>> Start

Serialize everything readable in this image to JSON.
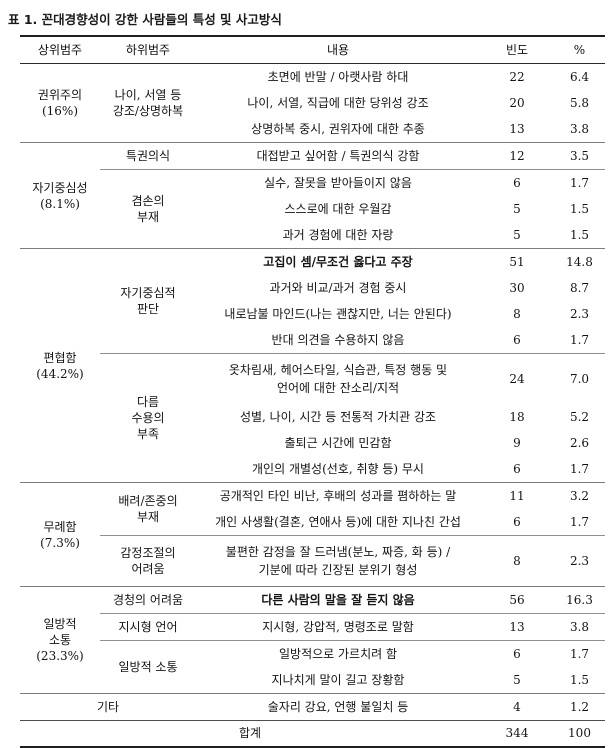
{
  "title": "표 1. 꼰대경향성이 강한 사람들의 특성 및 사고방식",
  "columns": {
    "category": "상위범주",
    "subcategory": "하위범주",
    "content": "내용",
    "frequency": "빈도",
    "percent": "%"
  },
  "groups": [
    {
      "category": "권위주의",
      "share": "(16%)",
      "subgroups": [
        {
          "label": "나이, 서열 등\n강조/상명하복",
          "rows": [
            {
              "content": "초면에 반말 / 아랫사람 하대",
              "freq": "22",
              "pct": "6.4"
            },
            {
              "content": "나이, 서열, 직급에 대한 당위성 강조",
              "freq": "20",
              "pct": "5.8"
            },
            {
              "content": "상명하복 중시, 권위자에 대한 추종",
              "freq": "13",
              "pct": "3.8"
            }
          ]
        }
      ]
    },
    {
      "category": "자기중심성",
      "share": "(8.1%)",
      "subgroups": [
        {
          "label": "특권의식",
          "rows": [
            {
              "content": "대접받고 싶어함 / 특권의식 강함",
              "freq": "12",
              "pct": "3.5"
            }
          ]
        },
        {
          "label": "겸손의\n부재",
          "rows": [
            {
              "content": "실수, 잘못을 받아들이지 않음",
              "freq": "6",
              "pct": "1.7"
            },
            {
              "content": "스스로에 대한 우월감",
              "freq": "5",
              "pct": "1.5"
            },
            {
              "content": "과거 경험에 대한 자랑",
              "freq": "5",
              "pct": "1.5"
            }
          ]
        }
      ]
    },
    {
      "category": "편협함",
      "share": "(44.2%)",
      "subgroups": [
        {
          "label": "자기중심적\n판단",
          "rows": [
            {
              "content": "고집이 셈/무조건 옳다고 주장",
              "freq": "51",
              "pct": "14.8",
              "bold": true
            },
            {
              "content": "과거와 비교/과거 경험 중시",
              "freq": "30",
              "pct": "8.7"
            },
            {
              "content": "내로남불 마인드(나는 괜찮지만, 너는 안된다)",
              "freq": "8",
              "pct": "2.3"
            },
            {
              "content": "반대 의견을 수용하지 않음",
              "freq": "6",
              "pct": "1.7"
            }
          ]
        },
        {
          "label": "다름\n수용의\n부족",
          "rows": [
            {
              "content": "옷차림새, 헤어스타일, 식습관, 특정 행동 및\n언어에 대한 잔소리/지적",
              "freq": "24",
              "pct": "7.0"
            },
            {
              "content": "성별, 나이, 시간 등 전통적 가치관 강조",
              "freq": "18",
              "pct": "5.2"
            },
            {
              "content": "출퇴근 시간에 민감함",
              "freq": "9",
              "pct": "2.6"
            },
            {
              "content": "개인의 개별성(선호, 취향 등) 무시",
              "freq": "6",
              "pct": "1.7"
            }
          ]
        }
      ]
    },
    {
      "category": "무례함",
      "share": "(7.3%)",
      "subgroups": [
        {
          "label": "배려/존중의\n부재",
          "rows": [
            {
              "content": "공개적인 타인 비난, 후배의 성과를 폄하하는 말",
              "freq": "11",
              "pct": "3.2"
            },
            {
              "content": "개인 사생활(결혼, 연애사 등)에 대한 지나친 간섭",
              "freq": "6",
              "pct": "1.7"
            }
          ]
        },
        {
          "label": "감정조절의\n어려움",
          "rows": [
            {
              "content": "불편한 감정을 잘 드러냄(분노, 짜증, 화 등) /\n기분에 따라 긴장된 분위기 형성",
              "freq": "8",
              "pct": "2.3"
            }
          ]
        }
      ]
    },
    {
      "category": "일방적\n소통",
      "share": "(23.3%)",
      "subgroups": [
        {
          "label": "경청의 어려움",
          "rows": [
            {
              "content": "다른 사람의 말을 잘 듣지 않음",
              "freq": "56",
              "pct": "16.3",
              "bold": true
            }
          ]
        },
        {
          "label": "지시형 언어",
          "rows": [
            {
              "content": "지시형, 강압적, 명령조로 말함",
              "freq": "13",
              "pct": "3.8"
            }
          ]
        },
        {
          "label": "일방적 소통",
          "rows": [
            {
              "content": "일방적으로 가르치려 함",
              "freq": "6",
              "pct": "1.7"
            },
            {
              "content": "지나치게 말이 길고 장황함",
              "freq": "5",
              "pct": "1.5"
            }
          ]
        }
      ]
    }
  ],
  "etc": {
    "category": "기타",
    "content": "술자리 강요, 언행 불일치 등",
    "freq": "4",
    "pct": "1.2"
  },
  "total": {
    "label": "합계",
    "freq": "344",
    "pct": "100"
  }
}
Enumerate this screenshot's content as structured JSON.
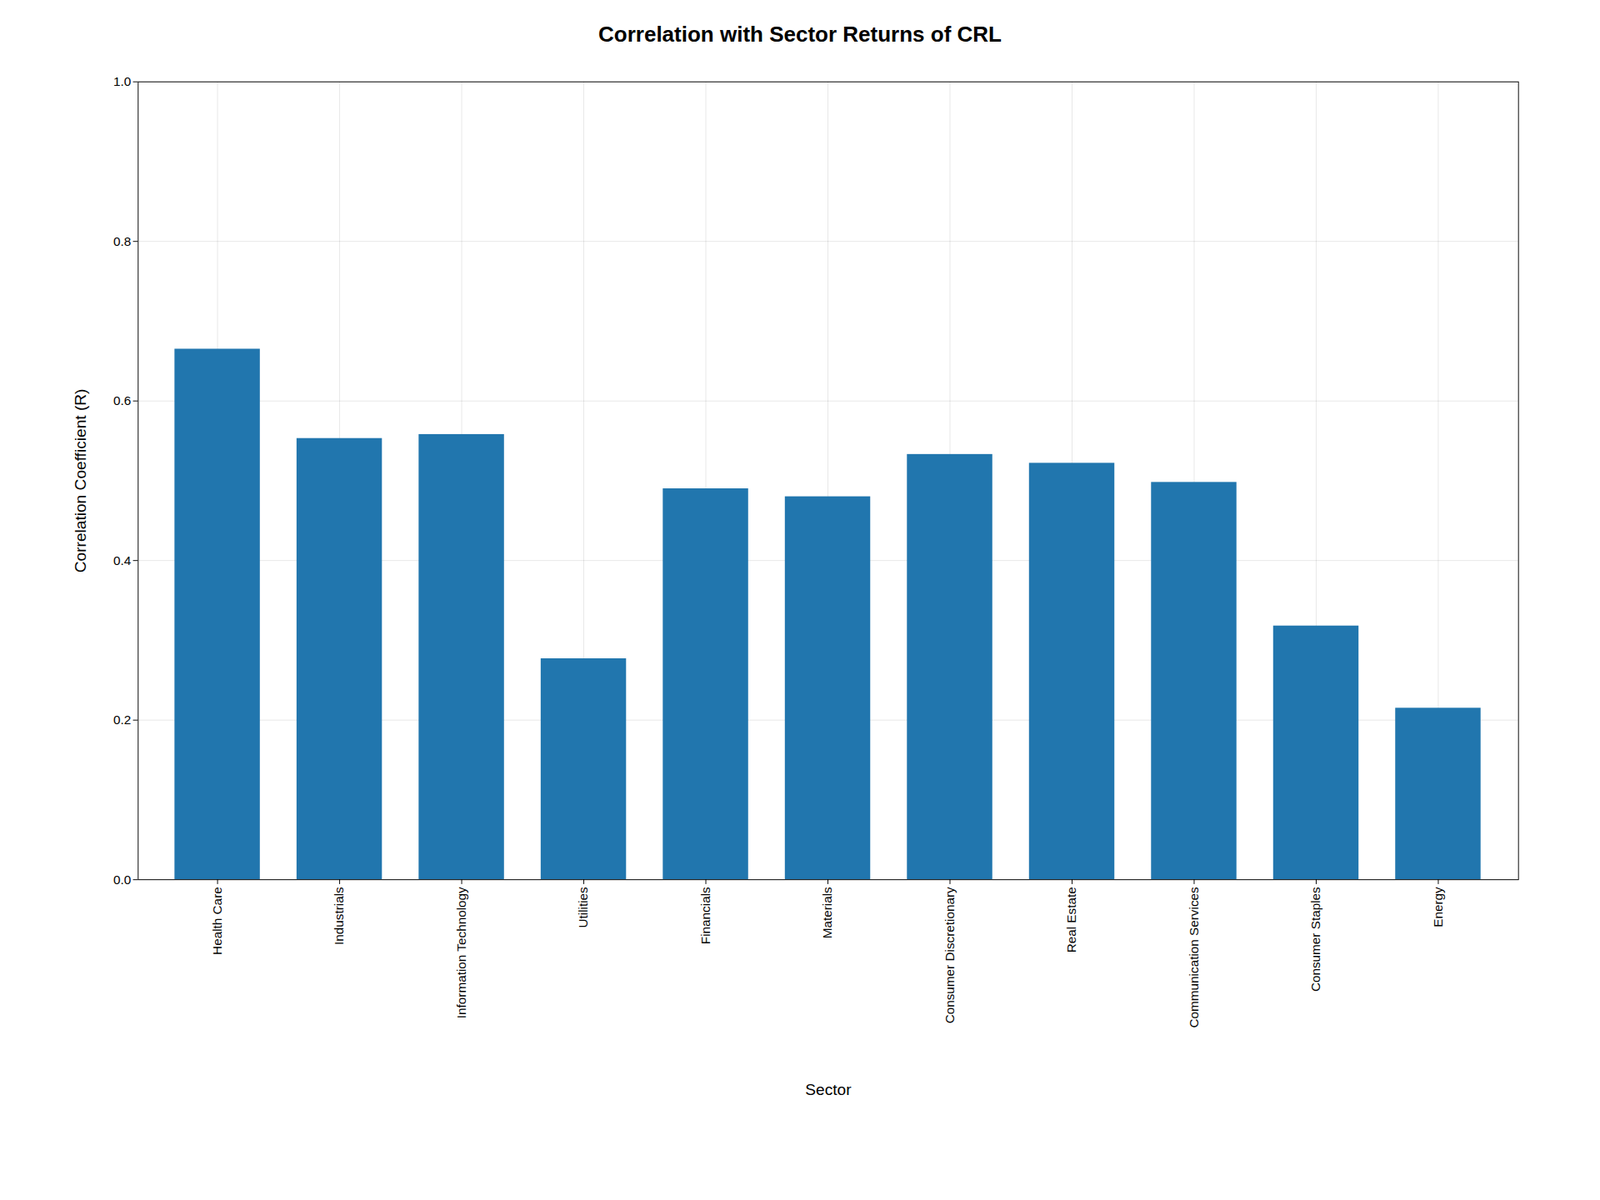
{
  "chart_data": {
    "type": "bar",
    "title": "Correlation with Sector Returns of CRL",
    "xlabel": "Sector",
    "ylabel": "Correlation Coefficient (R)",
    "categories": [
      "Health Care",
      "Industrials",
      "Information Technology",
      "Utilities",
      "Financials",
      "Materials",
      "Consumer Discretionary",
      "Real Estate",
      "Communication Services",
      "Consumer Staples",
      "Energy"
    ],
    "values": [
      0.665,
      0.553,
      0.558,
      0.277,
      0.49,
      0.48,
      0.533,
      0.522,
      0.498,
      0.318,
      0.215
    ],
    "color": "#2176ae",
    "ylim": [
      0.0,
      1.0
    ],
    "yticks": [
      {
        "value": 0,
        "label": "0.0"
      },
      0.2,
      0.4,
      0.6,
      0.8,
      {
        "value": 1,
        "label": "1.0"
      }
    ],
    "grid": true
  }
}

>> End

Instruction:
In this exercise, set down all of the data exactly, without the pictures.

Answer:
Serialize everything readable in this image to JSON.
{
  "title": "표 1. 꼰대경향성이 강한 사람들의 특성 및 사고방식",
  "columns": {
    "category": "상위범주",
    "subcategory": "하위범주",
    "content": "내용",
    "frequency": "빈도",
    "percent": "%"
  },
  "groups": [
    {
      "category": "권위주의",
      "share": "(16%)",
      "subgroups": [
        {
          "label": "나이, 서열 등\n강조/상명하복",
          "rows": [
            {
              "content": "초면에 반말 / 아랫사람 하대",
              "freq": "22",
              "pct": "6.4"
            },
            {
              "content": "나이, 서열, 직급에 대한 당위성 강조",
              "freq": "20",
              "pct": "5.8"
            },
            {
              "content": "상명하복 중시, 권위자에 대한 추종",
              "freq": "13",
              "pct": "3.8"
            }
          ]
        }
      ]
    },
    {
      "category": "자기중심성",
      "share": "(8.1%)",
      "subgroups": [
        {
          "label": "특권의식",
          "rows": [
            {
              "content": "대접받고 싶어함 / 특권의식 강함",
              "freq": "12",
              "pct": "3.5"
            }
          ]
        },
        {
          "label": "겸손의\n부재",
          "rows": [
            {
              "content": "실수, 잘못을 받아들이지 않음",
              "freq": "6",
              "pct": "1.7"
            },
            {
              "content": "스스로에 대한 우월감",
              "freq": "5",
              "pct": "1.5"
            },
            {
              "content": "과거 경험에 대한 자랑",
              "freq": "5",
              "pct": "1.5"
            }
          ]
        }
      ]
    },
    {
      "category": "편협함",
      "share": "(44.2%)",
      "subgroups": [
        {
          "label": "자기중심적\n판단",
          "rows": [
            {
              "content": "고집이 셈/무조건 옳다고 주장",
              "freq": "51",
              "pct": "14.8",
              "bold": true
            },
            {
              "content": "과거와 비교/과거 경험 중시",
              "freq": "30",
              "pct": "8.7"
            },
            {
              "content": "내로남불 마인드(나는 괜찮지만, 너는 안된다)",
              "freq": "8",
              "pct": "2.3"
            },
            {
              "content": "반대 의견을 수용하지 않음",
              "freq": "6",
              "pct": "1.7"
            }
          ]
        },
        {
          "label": "다름\n수용의\n부족",
          "rows": [
            {
              "content": "옷차림새, 헤어스타일, 식습관, 특정 행동 및\n언어에 대한 잔소리/지적",
              "freq": "24",
              "pct": "7.0"
            },
            {
              "content": "성별, 나이, 시간 등 전통적 가치관 강조",
              "freq": "18",
              "pct": "5.2"
            },
            {
              "content": "출퇴근 시간에 민감함",
              "freq": "9",
              "pct": "2.6"
            },
            {
              "content": "개인의 개별성(선호, 취향 등) 무시",
              "freq": "6",
              "pct": "1.7"
            }
          ]
        }
      ]
    },
    {
      "category": "무례함",
      "share": "(7.3%)",
      "subgroups": [
        {
          "label": "배려/존중의\n부재",
          "rows": [
            {
              "content": "공개적인 타인 비난, 후배의 성과를 폄하하는 말",
              "freq": "11",
              "pct": "3.2"
            },
            {
              "content": "개인 사생활(결혼, 연애사 등)에 대한 지나친 간섭",
              "freq": "6",
              "pct": "1.7"
            }
          ]
        },
        {
          "label": "감정조절의\n어려움",
          "rows": [
            {
              "content": "불편한 감정을 잘 드러냄(분노, 짜증, 화 등) /\n기분에 따라 긴장된 분위기 형성",
              "freq": "8",
              "pct": "2.3"
            }
          ]
        }
      ]
    },
    {
      "category": "일방적\n소통",
      "share": "(23.3%)",
      "subgroups": [
        {
          "label": "경청의 어려움",
          "rows": [
            {
              "content": "다른 사람의 말을 잘 듣지 않음",
              "freq": "56",
              "pct": "16.3",
              "bold": true
            }
          ]
        },
        {
          "label": "지시형 언어",
          "rows": [
            {
              "content": "지시형, 강압적, 명령조로 말함",
              "freq": "13",
              "pct": "3.8"
            }
          ]
        },
        {
          "label": "일방적 소통",
          "rows": [
            {
              "content": "일방적으로 가르치려 함",
              "freq": "6",
              "pct": "1.7"
            },
            {
              "content": "지나치게 말이 길고 장황함",
              "freq": "5",
              "pct": "1.5"
            }
          ]
        }
      ]
    }
  ],
  "etc": {
    "category": "기타",
    "content": "술자리 강요, 언행 불일치 등",
    "freq": "4",
    "pct": "1.2"
  },
  "total": {
    "label": "합계",
    "freq": "344",
    "pct": "100"
  }
}
Enumerate this screenshot's content as structured JSON.
{
  "chart_data": {
    "type": "bar",
    "title": "Correlation with Sector Returns of CRL",
    "xlabel": "Sector",
    "ylabel": "Correlation Coefficient (R)",
    "categories": [
      "Health Care",
      "Industrials",
      "Information Technology",
      "Utilities",
      "Financials",
      "Materials",
      "Consumer Discretionary",
      "Real Estate",
      "Communication Services",
      "Consumer Staples",
      "Energy"
    ],
    "values": [
      0.665,
      0.553,
      0.558,
      0.277,
      0.49,
      0.48,
      0.533,
      0.522,
      0.498,
      0.318,
      0.215
    ],
    "color": "#2176ae",
    "ylim": [
      0.0,
      1.0
    ],
    "yticks": [
      {
        "value": 0,
        "label": "0.0"
      },
      0.2,
      0.4,
      0.6,
      0.8,
      {
        "value": 1,
        "label": "1.0"
      }
    ],
    "grid": true
  }
}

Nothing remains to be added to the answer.